### Challenge
Only the number is wanted: count the lines that include the word "RestController".
## BEGIN
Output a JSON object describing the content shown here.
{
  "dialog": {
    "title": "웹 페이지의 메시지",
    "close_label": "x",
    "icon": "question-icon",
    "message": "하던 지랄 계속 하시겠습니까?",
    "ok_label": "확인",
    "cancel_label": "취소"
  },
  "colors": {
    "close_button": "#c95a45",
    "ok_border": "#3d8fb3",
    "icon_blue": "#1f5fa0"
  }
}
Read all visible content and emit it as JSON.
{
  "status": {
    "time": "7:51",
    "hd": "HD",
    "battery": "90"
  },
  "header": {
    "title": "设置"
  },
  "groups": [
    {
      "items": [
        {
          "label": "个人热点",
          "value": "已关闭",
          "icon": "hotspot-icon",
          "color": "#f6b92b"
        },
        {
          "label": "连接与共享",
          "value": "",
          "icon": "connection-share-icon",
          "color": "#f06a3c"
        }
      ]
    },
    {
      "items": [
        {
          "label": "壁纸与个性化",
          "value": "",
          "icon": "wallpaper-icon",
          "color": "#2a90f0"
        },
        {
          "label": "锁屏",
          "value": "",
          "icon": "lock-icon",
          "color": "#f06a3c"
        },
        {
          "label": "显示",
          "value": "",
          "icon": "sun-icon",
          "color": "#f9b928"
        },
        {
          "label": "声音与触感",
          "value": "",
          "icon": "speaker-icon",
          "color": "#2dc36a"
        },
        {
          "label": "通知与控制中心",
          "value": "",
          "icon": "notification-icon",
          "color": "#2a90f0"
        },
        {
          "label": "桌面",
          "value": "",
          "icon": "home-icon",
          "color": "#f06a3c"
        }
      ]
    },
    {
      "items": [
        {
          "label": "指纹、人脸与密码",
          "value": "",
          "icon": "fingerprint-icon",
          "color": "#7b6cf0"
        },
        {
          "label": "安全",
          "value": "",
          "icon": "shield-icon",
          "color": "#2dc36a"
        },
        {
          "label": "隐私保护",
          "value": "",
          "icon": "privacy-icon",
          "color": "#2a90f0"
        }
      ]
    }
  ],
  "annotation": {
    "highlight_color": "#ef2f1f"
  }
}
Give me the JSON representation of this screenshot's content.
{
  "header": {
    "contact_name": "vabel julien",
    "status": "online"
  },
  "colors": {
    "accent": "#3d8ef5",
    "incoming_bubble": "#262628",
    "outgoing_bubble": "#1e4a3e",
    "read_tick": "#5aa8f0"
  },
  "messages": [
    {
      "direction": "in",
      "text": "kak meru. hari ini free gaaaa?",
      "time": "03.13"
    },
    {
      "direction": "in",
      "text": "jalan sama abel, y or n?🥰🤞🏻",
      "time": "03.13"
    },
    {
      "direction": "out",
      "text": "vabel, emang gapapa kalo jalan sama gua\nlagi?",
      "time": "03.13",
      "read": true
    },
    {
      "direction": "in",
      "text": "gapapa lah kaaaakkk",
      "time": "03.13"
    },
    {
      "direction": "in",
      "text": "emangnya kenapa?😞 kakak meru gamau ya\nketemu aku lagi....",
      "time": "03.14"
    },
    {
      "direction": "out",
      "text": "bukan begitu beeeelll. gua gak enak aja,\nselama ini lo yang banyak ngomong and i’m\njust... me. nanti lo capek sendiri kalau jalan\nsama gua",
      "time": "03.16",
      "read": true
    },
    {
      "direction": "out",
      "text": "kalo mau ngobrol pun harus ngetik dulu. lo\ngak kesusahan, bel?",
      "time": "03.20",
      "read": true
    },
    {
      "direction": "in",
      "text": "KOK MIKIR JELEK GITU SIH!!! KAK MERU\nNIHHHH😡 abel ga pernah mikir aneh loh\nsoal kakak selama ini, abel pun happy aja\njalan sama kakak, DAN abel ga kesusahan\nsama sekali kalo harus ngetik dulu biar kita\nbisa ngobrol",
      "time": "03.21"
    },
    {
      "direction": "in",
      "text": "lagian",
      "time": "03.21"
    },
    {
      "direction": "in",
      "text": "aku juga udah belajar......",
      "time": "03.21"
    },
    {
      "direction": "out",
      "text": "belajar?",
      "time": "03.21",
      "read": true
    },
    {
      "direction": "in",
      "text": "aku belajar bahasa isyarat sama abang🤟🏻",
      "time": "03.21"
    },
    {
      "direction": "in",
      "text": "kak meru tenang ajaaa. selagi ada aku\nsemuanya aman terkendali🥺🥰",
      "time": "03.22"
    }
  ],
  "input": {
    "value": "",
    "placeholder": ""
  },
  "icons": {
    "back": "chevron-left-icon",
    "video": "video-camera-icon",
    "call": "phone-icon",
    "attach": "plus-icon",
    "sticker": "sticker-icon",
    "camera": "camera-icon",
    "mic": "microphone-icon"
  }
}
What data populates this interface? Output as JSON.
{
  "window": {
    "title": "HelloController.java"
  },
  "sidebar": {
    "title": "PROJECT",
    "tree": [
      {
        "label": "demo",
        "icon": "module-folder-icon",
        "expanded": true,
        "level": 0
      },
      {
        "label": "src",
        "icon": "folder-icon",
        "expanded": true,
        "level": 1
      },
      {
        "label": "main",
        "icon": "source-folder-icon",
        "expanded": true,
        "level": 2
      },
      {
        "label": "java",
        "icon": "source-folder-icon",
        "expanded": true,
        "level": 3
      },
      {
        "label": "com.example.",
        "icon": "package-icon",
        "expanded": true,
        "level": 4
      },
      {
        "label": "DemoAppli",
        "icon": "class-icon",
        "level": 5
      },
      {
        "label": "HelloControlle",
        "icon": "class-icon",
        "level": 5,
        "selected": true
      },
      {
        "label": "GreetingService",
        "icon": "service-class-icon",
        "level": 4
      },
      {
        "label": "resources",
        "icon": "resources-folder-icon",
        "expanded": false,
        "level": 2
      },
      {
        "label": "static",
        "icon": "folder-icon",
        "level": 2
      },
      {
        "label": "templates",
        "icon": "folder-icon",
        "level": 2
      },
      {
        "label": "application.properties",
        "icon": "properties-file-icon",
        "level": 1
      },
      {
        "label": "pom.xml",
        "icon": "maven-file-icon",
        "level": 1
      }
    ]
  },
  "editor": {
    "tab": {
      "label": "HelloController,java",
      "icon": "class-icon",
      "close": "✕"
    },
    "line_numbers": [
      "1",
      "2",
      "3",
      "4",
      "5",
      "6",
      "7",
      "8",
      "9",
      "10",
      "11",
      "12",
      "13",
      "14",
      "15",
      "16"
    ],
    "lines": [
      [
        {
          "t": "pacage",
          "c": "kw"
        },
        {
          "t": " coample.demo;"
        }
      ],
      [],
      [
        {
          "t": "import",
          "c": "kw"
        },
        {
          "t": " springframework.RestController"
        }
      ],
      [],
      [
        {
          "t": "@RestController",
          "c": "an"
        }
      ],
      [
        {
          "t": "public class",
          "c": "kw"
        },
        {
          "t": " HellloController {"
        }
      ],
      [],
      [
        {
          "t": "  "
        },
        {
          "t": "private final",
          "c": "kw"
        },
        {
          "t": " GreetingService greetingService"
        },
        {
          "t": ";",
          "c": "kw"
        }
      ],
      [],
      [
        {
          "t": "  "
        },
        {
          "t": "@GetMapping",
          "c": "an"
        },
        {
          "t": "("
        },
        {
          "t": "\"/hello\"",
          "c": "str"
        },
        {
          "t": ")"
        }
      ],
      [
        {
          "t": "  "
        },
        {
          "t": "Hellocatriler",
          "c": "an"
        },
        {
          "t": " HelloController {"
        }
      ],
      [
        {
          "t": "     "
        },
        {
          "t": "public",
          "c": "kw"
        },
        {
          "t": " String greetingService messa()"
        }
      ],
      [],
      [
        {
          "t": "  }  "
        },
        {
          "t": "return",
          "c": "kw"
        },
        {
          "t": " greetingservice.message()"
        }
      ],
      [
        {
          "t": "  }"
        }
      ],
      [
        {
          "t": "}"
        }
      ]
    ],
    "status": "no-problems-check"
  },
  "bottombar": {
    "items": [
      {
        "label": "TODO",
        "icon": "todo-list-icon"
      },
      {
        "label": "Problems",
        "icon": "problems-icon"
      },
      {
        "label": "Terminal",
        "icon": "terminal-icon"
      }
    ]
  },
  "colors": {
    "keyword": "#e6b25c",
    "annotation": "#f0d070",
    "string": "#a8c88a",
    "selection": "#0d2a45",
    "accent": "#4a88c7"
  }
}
## END
### Exercise solution
2